Source records:

— START —

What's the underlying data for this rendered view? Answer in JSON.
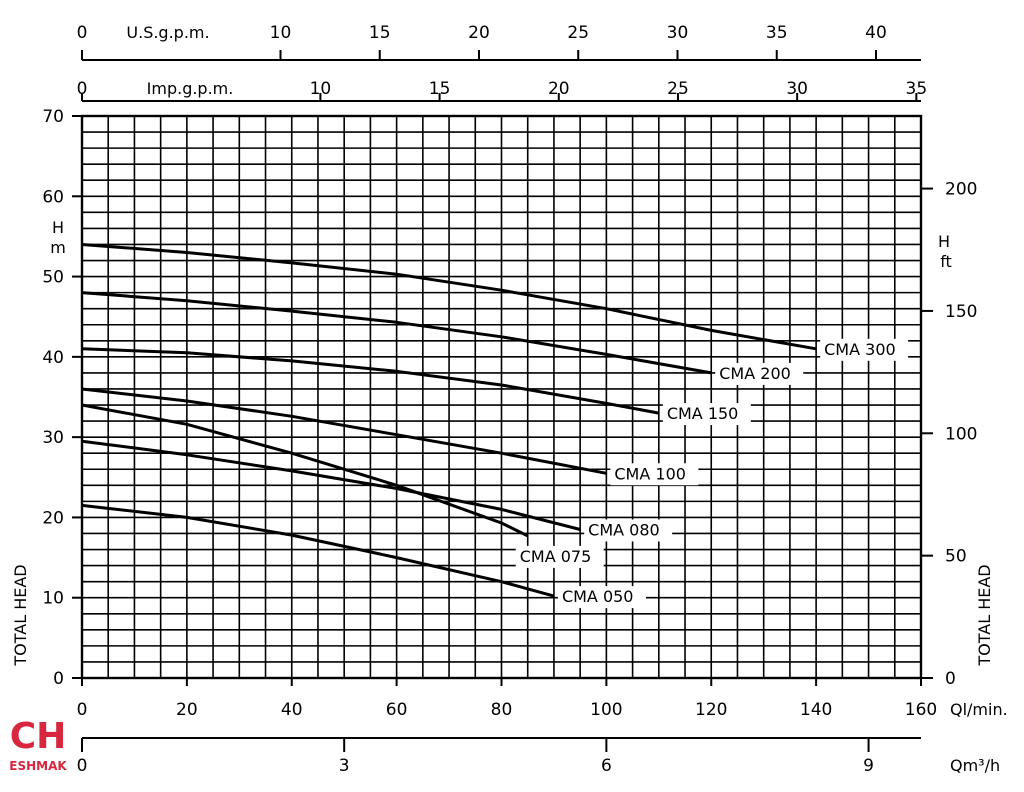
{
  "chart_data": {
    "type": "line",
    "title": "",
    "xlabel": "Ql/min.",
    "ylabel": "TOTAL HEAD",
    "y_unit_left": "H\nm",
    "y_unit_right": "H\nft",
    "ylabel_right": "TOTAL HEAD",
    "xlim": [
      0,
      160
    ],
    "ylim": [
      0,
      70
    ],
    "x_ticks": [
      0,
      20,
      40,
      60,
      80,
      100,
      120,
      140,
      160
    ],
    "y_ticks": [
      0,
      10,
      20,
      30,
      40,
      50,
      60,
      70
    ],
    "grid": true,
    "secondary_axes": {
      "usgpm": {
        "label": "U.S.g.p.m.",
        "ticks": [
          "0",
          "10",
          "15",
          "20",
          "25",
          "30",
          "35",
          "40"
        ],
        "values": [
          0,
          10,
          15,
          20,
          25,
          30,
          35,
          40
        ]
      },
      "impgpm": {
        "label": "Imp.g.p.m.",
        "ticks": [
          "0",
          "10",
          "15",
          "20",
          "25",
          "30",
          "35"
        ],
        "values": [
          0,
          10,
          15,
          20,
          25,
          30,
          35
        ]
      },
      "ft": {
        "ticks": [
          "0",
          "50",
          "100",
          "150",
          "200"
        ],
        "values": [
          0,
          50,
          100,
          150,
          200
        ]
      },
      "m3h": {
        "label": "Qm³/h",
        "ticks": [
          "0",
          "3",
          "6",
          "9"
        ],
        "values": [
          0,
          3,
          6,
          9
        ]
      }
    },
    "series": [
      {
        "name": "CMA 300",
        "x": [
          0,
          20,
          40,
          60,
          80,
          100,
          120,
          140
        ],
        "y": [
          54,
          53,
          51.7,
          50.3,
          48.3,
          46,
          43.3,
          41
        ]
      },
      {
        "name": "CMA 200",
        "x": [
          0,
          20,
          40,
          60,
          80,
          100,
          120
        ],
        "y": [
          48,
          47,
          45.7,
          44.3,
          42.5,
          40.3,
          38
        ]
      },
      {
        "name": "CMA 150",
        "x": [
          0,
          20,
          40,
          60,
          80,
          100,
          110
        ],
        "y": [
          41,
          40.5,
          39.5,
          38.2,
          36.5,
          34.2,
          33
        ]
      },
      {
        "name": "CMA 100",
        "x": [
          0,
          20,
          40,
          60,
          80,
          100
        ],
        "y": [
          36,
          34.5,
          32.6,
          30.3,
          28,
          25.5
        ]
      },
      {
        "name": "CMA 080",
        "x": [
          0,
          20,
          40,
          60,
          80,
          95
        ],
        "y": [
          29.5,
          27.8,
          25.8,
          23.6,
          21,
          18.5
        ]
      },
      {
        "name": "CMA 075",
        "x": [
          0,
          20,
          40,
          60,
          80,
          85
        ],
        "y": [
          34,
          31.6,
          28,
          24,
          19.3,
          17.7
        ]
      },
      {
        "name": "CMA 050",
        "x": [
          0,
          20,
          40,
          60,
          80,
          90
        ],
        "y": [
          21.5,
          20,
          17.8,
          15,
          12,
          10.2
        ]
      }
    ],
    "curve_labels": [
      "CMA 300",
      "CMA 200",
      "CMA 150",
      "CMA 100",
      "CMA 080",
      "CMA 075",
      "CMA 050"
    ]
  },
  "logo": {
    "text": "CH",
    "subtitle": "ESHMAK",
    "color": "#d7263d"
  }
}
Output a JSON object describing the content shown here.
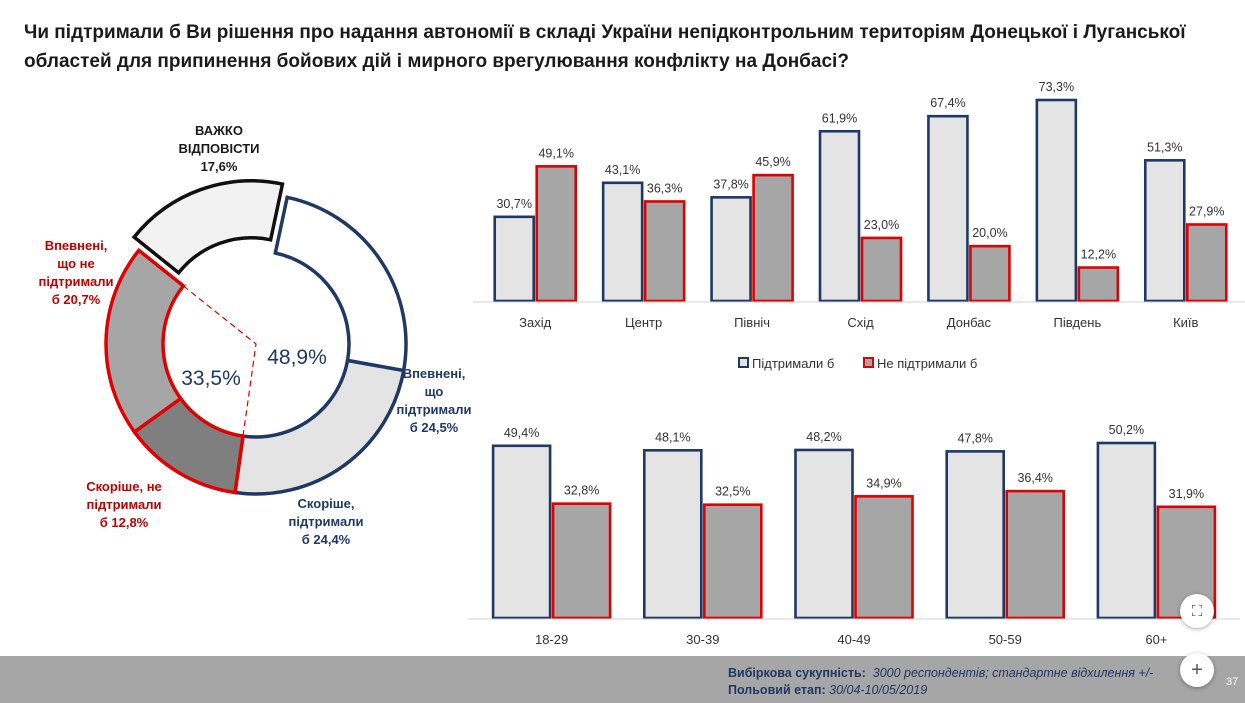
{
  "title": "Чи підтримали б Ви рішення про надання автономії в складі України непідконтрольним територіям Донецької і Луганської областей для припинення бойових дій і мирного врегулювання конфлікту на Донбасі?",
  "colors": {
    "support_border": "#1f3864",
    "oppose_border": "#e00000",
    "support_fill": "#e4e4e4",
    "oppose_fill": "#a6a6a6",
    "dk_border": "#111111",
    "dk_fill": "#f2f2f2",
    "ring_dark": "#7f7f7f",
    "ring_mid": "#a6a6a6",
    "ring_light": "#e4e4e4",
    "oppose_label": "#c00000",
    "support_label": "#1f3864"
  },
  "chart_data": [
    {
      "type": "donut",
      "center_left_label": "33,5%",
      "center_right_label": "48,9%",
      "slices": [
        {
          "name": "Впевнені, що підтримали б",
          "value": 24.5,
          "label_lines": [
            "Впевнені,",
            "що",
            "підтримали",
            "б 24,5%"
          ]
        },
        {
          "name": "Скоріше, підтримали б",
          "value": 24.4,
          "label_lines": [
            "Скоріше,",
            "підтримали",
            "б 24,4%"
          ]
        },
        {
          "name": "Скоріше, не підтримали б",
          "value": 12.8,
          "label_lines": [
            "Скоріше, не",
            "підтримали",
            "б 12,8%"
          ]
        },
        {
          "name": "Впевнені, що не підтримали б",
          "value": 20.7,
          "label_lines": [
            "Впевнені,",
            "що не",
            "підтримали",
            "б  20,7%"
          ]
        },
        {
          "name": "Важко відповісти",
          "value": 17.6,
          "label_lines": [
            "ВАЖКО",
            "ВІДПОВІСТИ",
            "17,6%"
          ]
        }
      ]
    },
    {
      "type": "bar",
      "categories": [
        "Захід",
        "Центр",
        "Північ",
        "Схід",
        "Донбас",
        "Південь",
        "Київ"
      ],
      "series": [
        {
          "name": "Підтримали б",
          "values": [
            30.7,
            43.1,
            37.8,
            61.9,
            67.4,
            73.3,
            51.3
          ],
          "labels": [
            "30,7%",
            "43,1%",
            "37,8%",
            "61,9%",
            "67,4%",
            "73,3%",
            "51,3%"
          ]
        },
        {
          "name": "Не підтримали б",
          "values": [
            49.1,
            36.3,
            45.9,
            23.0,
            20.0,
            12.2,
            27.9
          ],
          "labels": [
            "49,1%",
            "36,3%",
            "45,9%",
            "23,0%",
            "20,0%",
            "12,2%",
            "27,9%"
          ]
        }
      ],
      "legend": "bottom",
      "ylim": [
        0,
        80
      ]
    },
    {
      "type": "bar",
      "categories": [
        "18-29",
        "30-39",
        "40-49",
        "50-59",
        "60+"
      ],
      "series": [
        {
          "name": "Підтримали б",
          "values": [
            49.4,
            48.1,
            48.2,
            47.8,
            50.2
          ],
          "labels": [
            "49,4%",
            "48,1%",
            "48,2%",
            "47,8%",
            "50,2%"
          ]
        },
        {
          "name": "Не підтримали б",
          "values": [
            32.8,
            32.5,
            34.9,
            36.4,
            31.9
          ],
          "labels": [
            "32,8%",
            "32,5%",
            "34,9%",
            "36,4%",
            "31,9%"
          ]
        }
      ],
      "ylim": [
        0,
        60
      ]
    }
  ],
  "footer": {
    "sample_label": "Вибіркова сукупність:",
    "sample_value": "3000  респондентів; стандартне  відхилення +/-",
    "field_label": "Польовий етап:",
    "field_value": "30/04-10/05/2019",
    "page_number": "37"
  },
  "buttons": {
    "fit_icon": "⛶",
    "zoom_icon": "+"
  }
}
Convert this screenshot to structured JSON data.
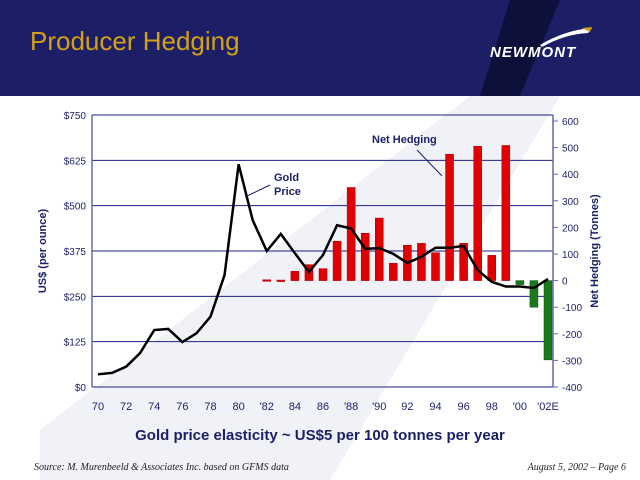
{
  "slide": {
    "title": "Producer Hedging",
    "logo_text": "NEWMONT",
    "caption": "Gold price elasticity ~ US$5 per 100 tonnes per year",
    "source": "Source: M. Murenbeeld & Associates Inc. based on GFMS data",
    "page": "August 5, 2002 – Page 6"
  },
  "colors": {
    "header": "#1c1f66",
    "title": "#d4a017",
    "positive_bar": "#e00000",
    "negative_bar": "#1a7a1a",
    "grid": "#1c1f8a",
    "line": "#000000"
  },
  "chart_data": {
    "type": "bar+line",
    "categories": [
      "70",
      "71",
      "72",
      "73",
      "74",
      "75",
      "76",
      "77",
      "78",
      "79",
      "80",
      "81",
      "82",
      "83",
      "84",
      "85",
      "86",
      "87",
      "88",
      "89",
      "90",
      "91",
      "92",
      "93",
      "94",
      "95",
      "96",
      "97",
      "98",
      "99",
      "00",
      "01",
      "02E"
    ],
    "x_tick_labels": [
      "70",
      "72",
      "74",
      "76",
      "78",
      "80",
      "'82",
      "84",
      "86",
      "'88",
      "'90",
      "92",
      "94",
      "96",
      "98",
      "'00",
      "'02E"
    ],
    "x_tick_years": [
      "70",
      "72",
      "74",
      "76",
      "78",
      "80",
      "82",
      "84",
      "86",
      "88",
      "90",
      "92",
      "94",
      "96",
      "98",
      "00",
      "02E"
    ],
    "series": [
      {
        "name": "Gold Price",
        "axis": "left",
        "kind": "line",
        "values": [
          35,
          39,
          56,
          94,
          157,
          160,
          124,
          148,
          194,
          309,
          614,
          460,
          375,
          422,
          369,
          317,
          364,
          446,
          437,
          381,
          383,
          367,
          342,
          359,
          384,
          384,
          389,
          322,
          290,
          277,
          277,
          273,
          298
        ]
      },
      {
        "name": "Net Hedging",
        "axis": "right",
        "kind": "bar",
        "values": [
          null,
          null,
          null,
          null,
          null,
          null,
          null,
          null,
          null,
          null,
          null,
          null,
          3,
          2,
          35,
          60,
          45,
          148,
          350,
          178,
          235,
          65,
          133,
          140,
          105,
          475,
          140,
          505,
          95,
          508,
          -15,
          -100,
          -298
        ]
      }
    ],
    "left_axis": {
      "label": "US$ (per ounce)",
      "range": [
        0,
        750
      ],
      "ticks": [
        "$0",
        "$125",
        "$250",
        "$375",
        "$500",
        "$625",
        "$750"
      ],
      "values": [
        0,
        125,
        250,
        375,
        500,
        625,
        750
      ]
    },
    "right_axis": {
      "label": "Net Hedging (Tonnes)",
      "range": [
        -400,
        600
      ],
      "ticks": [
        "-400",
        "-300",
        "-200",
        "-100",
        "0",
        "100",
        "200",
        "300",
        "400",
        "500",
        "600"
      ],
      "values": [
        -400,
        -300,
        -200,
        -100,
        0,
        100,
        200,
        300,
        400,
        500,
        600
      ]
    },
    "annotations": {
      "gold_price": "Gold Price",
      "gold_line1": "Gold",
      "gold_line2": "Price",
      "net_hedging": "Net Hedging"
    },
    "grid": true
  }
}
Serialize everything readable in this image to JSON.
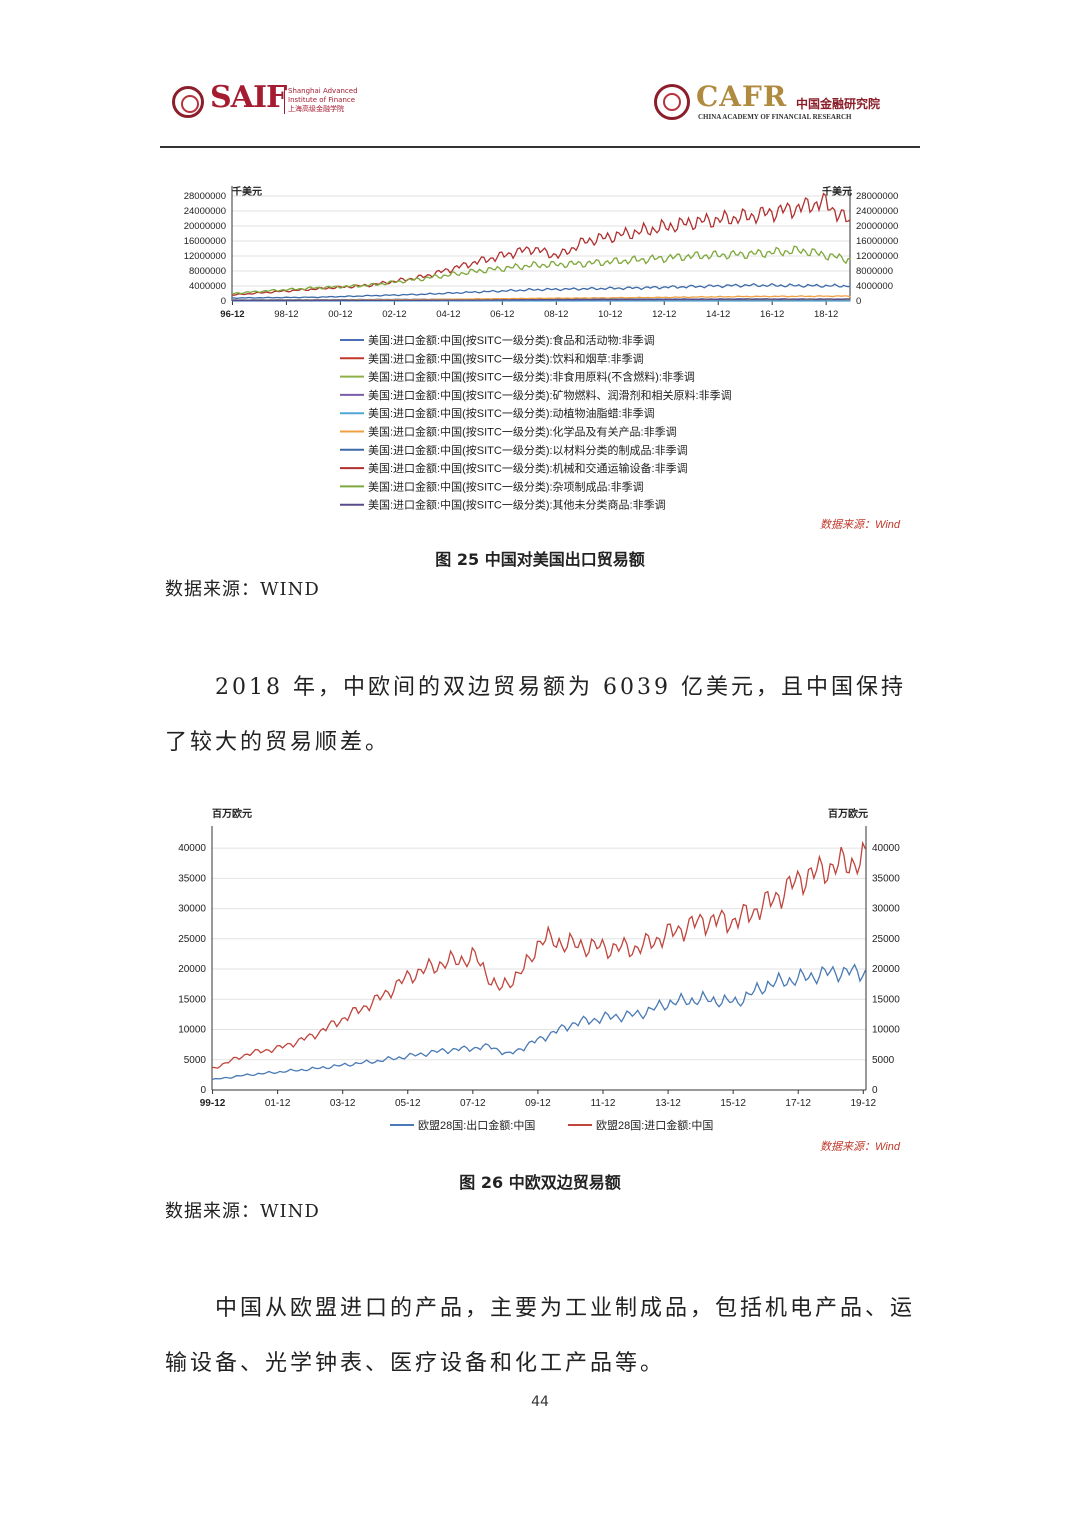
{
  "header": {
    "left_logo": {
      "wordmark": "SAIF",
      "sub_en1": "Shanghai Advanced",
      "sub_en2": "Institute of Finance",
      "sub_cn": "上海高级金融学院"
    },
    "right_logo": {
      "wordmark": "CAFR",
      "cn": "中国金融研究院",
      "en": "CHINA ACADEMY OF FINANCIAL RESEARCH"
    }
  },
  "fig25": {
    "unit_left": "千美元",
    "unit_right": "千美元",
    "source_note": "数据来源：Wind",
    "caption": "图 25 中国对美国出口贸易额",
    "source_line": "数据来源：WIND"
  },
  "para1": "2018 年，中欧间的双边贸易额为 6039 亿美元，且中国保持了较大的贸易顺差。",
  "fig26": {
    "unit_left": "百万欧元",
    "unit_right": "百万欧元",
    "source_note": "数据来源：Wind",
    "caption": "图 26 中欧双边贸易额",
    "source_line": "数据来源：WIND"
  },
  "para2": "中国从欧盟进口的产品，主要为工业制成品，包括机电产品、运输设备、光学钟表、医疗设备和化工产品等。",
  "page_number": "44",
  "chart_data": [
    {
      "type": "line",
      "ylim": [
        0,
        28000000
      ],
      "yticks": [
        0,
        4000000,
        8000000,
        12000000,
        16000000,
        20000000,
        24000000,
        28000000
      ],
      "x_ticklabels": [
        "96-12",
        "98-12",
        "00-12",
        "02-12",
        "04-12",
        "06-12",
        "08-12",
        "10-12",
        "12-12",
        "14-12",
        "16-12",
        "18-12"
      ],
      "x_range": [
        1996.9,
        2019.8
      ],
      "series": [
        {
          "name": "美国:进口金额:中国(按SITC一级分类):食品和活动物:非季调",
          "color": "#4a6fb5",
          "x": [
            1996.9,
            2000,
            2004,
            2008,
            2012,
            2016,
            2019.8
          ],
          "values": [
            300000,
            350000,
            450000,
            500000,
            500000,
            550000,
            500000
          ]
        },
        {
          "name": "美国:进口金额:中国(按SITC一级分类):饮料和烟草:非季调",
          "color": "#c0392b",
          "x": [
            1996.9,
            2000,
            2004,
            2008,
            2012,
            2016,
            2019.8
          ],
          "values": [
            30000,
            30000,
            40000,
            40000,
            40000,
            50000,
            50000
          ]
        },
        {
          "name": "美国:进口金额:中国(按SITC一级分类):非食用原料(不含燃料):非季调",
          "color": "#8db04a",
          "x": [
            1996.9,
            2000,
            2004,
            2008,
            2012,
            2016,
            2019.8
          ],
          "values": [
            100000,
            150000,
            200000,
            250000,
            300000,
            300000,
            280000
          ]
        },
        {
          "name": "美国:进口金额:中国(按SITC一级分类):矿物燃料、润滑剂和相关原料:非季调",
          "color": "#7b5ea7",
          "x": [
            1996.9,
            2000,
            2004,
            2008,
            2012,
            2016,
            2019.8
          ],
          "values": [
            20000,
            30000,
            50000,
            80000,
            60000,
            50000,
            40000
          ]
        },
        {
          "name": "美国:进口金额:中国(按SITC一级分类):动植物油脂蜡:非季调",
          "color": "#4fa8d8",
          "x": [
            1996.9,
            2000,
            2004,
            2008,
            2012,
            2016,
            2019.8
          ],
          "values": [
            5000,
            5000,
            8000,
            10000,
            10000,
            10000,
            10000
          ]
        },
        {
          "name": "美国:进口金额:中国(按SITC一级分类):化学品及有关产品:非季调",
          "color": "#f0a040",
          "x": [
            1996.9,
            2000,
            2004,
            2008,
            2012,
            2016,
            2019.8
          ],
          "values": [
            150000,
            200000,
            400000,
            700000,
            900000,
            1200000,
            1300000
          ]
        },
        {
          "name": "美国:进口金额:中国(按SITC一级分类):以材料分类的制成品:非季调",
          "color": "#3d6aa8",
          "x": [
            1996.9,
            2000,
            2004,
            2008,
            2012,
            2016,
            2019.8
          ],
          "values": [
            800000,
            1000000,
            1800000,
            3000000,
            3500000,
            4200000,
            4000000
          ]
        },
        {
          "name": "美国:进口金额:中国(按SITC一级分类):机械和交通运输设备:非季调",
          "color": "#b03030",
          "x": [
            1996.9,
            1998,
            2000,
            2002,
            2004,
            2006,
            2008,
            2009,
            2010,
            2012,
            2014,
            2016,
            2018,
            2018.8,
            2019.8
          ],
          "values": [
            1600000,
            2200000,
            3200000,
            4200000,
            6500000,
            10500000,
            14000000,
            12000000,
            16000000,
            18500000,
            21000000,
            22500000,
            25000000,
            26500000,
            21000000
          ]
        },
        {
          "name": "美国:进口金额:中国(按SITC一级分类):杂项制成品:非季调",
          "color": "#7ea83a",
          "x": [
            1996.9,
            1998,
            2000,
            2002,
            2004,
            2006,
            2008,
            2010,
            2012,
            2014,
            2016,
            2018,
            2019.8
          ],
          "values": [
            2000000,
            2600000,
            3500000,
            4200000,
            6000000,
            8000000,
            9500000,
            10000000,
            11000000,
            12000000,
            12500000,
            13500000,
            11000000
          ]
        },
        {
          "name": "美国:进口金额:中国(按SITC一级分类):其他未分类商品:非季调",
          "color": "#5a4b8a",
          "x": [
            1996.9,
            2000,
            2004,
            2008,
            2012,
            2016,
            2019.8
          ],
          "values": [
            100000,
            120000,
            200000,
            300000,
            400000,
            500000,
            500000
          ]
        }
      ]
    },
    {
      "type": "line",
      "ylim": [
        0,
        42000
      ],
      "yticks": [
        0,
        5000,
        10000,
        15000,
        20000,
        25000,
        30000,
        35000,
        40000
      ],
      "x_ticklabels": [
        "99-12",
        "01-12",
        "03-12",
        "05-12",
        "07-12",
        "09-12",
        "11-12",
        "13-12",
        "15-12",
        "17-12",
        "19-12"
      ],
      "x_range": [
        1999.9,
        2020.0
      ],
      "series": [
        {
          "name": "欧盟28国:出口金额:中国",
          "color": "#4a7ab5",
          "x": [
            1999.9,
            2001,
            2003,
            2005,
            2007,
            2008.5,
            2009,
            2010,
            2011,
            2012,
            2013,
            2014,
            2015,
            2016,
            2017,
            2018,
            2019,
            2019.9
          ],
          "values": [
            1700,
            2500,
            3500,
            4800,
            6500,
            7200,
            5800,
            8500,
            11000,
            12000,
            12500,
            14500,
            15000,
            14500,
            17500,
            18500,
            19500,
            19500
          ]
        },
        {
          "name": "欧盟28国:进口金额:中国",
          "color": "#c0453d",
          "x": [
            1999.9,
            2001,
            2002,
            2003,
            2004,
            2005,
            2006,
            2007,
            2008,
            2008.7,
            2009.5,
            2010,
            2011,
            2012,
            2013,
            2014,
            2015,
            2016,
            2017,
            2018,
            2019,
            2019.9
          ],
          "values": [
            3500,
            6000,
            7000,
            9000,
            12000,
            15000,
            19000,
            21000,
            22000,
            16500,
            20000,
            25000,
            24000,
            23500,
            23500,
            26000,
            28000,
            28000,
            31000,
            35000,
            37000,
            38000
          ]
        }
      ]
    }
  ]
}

— END —

**DIRECTIONS FOR THIS TASK:**
Copy out all lines where the word "Впевнені" appears.

**WRITTEN SOLUTION:**
          "name": "Впевнені, що підтримали б",
            "Впевнені,",
          "name": "Впевнені, що не підтримали б",
            "Впевнені,",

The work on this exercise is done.